What is required – Write out the records again, exactly, leaving none out.

* Begin *

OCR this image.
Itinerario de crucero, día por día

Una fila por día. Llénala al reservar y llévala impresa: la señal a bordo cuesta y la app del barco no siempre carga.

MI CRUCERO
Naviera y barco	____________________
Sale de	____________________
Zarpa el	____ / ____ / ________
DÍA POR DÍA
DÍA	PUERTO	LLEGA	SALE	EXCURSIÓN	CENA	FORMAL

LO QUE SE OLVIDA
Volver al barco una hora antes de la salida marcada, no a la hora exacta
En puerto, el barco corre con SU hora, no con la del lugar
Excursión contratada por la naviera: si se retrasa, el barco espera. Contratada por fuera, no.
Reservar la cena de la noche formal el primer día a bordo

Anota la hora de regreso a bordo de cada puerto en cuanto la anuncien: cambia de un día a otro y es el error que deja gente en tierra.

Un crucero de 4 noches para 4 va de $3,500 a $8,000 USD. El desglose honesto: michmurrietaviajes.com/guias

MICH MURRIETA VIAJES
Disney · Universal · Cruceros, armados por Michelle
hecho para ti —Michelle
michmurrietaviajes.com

* End *

Full response –
OCR this image.
Itinerario de crucero, día por día

Una fila por día. Llénala al reservar y llévala impresa: la señal a bordo cuesta y la app del barco no siempre carga.

MI CRUCERO
Naviera y barco	____________________
Sale de	____________________
Zarpa el	____ / ____ / ________
DÍA POR DÍA
DÍA	PUERTO	LLEGA	SALE	EXCURSIÓN	CENA	FORMAL

LO QUE SE OLVIDA
Volver al barco una hora antes de la salida marcada, no a la hora exacta
En puerto, el barco corre con SU hora, no con la del lugar
Excursión contratada por la naviera: si se retrasa, el barco espera. Contratada por fuera, no.
Reservar la cena de la noche formal el primer día a bordo

Anota la hora de regreso a bordo de cada puerto en cuanto la anuncien: cambia de un día a otro y es el error que deja gente en tierra.

Un crucero de 4 noches para 4 va de $3,500 a $8,000 USD. El desglose honesto: michmurrietaviajes.com/guias

MICH MURRIETA VIAJES
Disney · Universal · Cruceros, armados por Michelle
hecho para ti —Michelle
michmurrietaviajes.com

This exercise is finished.